**REQUIRED TASK**
Output all of the data below exactly as given.

+++ DATA SHOWN +++

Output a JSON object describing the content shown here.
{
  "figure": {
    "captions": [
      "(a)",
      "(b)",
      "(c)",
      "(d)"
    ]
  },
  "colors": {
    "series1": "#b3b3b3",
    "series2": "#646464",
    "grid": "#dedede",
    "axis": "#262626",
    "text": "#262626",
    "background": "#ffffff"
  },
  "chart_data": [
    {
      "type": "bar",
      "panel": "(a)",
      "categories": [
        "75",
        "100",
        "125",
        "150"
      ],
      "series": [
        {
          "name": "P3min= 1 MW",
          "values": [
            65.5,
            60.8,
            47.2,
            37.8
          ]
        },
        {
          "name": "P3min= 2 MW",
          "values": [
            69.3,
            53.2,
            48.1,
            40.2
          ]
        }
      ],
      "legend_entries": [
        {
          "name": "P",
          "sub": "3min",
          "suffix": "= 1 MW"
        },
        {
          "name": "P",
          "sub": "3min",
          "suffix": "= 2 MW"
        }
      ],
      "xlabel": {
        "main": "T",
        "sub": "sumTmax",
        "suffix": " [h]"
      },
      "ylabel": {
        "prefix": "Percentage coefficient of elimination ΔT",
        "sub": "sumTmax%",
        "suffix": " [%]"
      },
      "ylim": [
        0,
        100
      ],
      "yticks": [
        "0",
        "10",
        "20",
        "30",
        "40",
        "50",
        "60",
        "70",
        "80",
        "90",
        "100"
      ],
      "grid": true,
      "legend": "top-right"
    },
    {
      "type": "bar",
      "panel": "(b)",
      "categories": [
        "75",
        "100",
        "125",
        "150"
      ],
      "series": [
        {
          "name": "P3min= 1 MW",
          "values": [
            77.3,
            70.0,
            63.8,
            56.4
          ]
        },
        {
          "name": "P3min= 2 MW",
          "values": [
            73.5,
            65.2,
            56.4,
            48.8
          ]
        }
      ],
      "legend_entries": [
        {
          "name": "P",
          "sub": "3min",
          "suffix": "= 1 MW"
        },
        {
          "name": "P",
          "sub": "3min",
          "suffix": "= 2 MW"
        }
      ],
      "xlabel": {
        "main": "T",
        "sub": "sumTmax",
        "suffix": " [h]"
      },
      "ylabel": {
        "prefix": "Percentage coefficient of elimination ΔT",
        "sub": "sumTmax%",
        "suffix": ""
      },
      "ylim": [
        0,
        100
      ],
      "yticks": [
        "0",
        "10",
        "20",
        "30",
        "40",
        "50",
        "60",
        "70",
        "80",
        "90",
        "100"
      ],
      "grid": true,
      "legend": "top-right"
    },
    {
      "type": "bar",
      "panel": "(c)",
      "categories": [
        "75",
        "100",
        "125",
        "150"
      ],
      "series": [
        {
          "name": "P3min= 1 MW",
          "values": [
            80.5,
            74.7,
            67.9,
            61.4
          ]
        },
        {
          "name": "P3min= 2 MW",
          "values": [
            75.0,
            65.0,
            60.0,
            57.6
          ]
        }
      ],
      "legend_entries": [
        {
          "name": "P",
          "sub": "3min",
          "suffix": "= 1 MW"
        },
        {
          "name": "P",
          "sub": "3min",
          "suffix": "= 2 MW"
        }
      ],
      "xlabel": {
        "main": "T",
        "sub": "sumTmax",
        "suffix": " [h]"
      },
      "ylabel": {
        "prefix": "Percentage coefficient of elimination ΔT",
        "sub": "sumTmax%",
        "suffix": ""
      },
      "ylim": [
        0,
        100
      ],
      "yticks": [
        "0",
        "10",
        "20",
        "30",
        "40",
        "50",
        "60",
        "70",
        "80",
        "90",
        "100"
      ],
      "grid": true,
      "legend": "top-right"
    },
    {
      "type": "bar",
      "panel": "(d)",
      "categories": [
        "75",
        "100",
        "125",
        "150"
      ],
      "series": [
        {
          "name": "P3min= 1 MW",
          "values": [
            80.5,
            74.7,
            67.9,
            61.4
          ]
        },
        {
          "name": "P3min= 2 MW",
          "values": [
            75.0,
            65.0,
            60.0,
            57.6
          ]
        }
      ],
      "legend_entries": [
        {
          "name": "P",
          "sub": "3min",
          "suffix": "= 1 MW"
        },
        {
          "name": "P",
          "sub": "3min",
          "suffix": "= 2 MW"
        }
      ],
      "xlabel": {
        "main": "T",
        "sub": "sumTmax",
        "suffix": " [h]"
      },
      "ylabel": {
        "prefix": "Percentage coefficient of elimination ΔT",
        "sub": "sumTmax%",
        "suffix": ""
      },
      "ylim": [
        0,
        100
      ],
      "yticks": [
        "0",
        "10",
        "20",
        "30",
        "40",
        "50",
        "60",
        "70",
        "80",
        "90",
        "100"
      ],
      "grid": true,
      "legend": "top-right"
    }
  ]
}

+++

**RESULT FOR THIS EXERCISE**
Output a JSON object describing the content shown here.
{
  "figure": {
    "captions": [
      "(a)",
      "(b)",
      "(c)",
      "(d)"
    ]
  },
  "colors": {
    "series1": "#b3b3b3",
    "series2": "#646464",
    "grid": "#dedede",
    "axis": "#262626",
    "text": "#262626",
    "background": "#ffffff"
  },
  "chart_data": [
    {
      "type": "bar",
      "panel": "(a)",
      "categories": [
        "75",
        "100",
        "125",
        "150"
      ],
      "series": [
        {
          "name": "P3min= 1 MW",
          "values": [
            65.5,
            60.8,
            47.2,
            37.8
          ]
        },
        {
          "name": "P3min= 2 MW",
          "values": [
            69.3,
            53.2,
            48.1,
            40.2
          ]
        }
      ],
      "legend_entries": [
        {
          "name": "P",
          "sub": "3min",
          "suffix": "= 1 MW"
        },
        {
          "name": "P",
          "sub": "3min",
          "suffix": "= 2 MW"
        }
      ],
      "xlabel": {
        "main": "T",
        "sub": "sumTmax",
        "suffix": " [h]"
      },
      "ylabel": {
        "prefix": "Percentage coefficient of elimination ΔT",
        "sub": "sumTmax%",
        "suffix": " [%]"
      },
      "ylim": [
        0,
        100
      ],
      "yticks": [
        "0",
        "10",
        "20",
        "30",
        "40",
        "50",
        "60",
        "70",
        "80",
        "90",
        "100"
      ],
      "grid": true,
      "legend": "top-right"
    },
    {
      "type": "bar",
      "panel": "(b)",
      "categories": [
        "75",
        "100",
        "125",
        "150"
      ],
      "series": [
        {
          "name": "P3min= 1 MW",
          "values": [
            77.3,
            70.0,
            63.8,
            56.4
          ]
        },
        {
          "name": "P3min= 2 MW",
          "values": [
            73.5,
            65.2,
            56.4,
            48.8
          ]
        }
      ],
      "legend_entries": [
        {
          "name": "P",
          "sub": "3min",
          "suffix": "= 1 MW"
        },
        {
          "name": "P",
          "sub": "3min",
          "suffix": "= 2 MW"
        }
      ],
      "xlabel": {
        "main": "T",
        "sub": "sumTmax",
        "suffix": " [h]"
      },
      "ylabel": {
        "prefix": "Percentage coefficient of elimination ΔT",
        "sub": "sumTmax%",
        "suffix": ""
      },
      "ylim": [
        0,
        100
      ],
      "yticks": [
        "0",
        "10",
        "20",
        "30",
        "40",
        "50",
        "60",
        "70",
        "80",
        "90",
        "100"
      ],
      "grid": true,
      "legend": "top-right"
    },
    {
      "type": "bar",
      "panel": "(c)",
      "categories": [
        "75",
        "100",
        "125",
        "150"
      ],
      "series": [
        {
          "name": "P3min= 1 MW",
          "values": [
            80.5,
            74.7,
            67.9,
            61.4
          ]
        },
        {
          "name": "P3min= 2 MW",
          "values": [
            75.0,
            65.0,
            60.0,
            57.6
          ]
        }
      ],
      "legend_entries": [
        {
          "name": "P",
          "sub": "3min",
          "suffix": "= 1 MW"
        },
        {
          "name": "P",
          "sub": "3min",
          "suffix": "= 2 MW"
        }
      ],
      "xlabel": {
        "main": "T",
        "sub": "sumTmax",
        "suffix": " [h]"
      },
      "ylabel": {
        "prefix": "Percentage coefficient of elimination ΔT",
        "sub": "sumTmax%",
        "suffix": ""
      },
      "ylim": [
        0,
        100
      ],
      "yticks": [
        "0",
        "10",
        "20",
        "30",
        "40",
        "50",
        "60",
        "70",
        "80",
        "90",
        "100"
      ],
      "grid": true,
      "legend": "top-right"
    },
    {
      "type": "bar",
      "panel": "(d)",
      "categories": [
        "75",
        "100",
        "125",
        "150"
      ],
      "series": [
        {
          "name": "P3min= 1 MW",
          "values": [
            80.5,
            74.7,
            67.9,
            61.4
          ]
        },
        {
          "name": "P3min= 2 MW",
          "values": [
            75.0,
            65.0,
            60.0,
            57.6
          ]
        }
      ],
      "legend_entries": [
        {
          "name": "P",
          "sub": "3min",
          "suffix": "= 1 MW"
        },
        {
          "name": "P",
          "sub": "3min",
          "suffix": "= 2 MW"
        }
      ],
      "xlabel": {
        "main": "T",
        "sub": "sumTmax",
        "suffix": " [h]"
      },
      "ylabel": {
        "prefix": "Percentage coefficient of elimination ΔT",
        "sub": "sumTmax%",
        "suffix": ""
      },
      "ylim": [
        0,
        100
      ],
      "yticks": [
        "0",
        "10",
        "20",
        "30",
        "40",
        "50",
        "60",
        "70",
        "80",
        "90",
        "100"
      ],
      "grid": true,
      "legend": "top-right"
    }
  ]
}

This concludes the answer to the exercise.